• [Provided passage]:
Namely, in the prior art lead frame with the beam-shaped leads
(external connection terminals) extending in a comb shape from the
frame portions toward the die-pad portion, there has been a problem
in that the demand for increasing the number of terminals is not
necessarily satisfied.
[0011] The applicant of this application has proposed one approach
to solve such a problem (Japanese Patent Application No.
2001-262876, laid open on Mar. 14, 2003 (Japanese Patent Laid-Open
No. 2003-78094)). The specification and drawings of this
application describe a lead frame including a plurality of
land-like external connection terminals arranged in a lattice
pattern in a region between the frame portions and the die-pad
portion, instead of the prior art beam-shaped leads. According to
the lead frame, the number of terminals can be relatively increased
compared with the prior art lead frame with the beam-shaped leads
(external connection terminals) extending in a comb shape.
[0012] The lead frame is provided with the die-pad portion as in
the prior art. The size (area occupied in the lead frame) of the
die-pad portion is fixedly determined in accordance with the size
of the semiconductor element (chip) to be mounted. In other words,
one lead frame corresponds to one type of chip size. Therefore,
there is a disadvantage in that it is required to manufacture a
lead frame in exclusive use for each type of chip to be mounted,
and thus there is room for improvement.
SUMMARY OF THE INVENTION
[0013] An object of the present invention is to provide a lead
frame which can cope with a plurality of sizes of semiconductor
elements (chips) to be mounted, independently of the sizes thereof
and to provide a method of manufacturing the lead frame. Moreover,
the lead frame allows a plurality of chips to be mounted in one
package (semiconductor device) and also contributes to an increase
in the number of terminals.

• [Material provided]:

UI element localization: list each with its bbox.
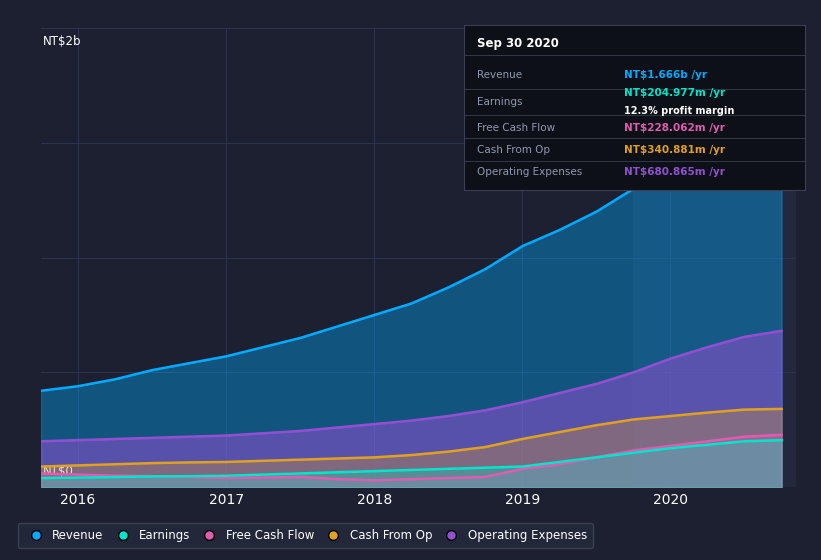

• [Given task]: Rewrite the paragraph of the lead frame passage that begins "The lead frame is provided with the die-pad portion" as a short bulleted list that keeps its main facts.

• [Result]:
- Like the prior art, the lead frame has a die-pad portion.
- The die-pad portion's size is fixed by the size of the chip to be mounted.
- So each lead frame fits only one chip size.
- A dedicated lead frame must therefore be made for each type of chip, which leaves room for improvement.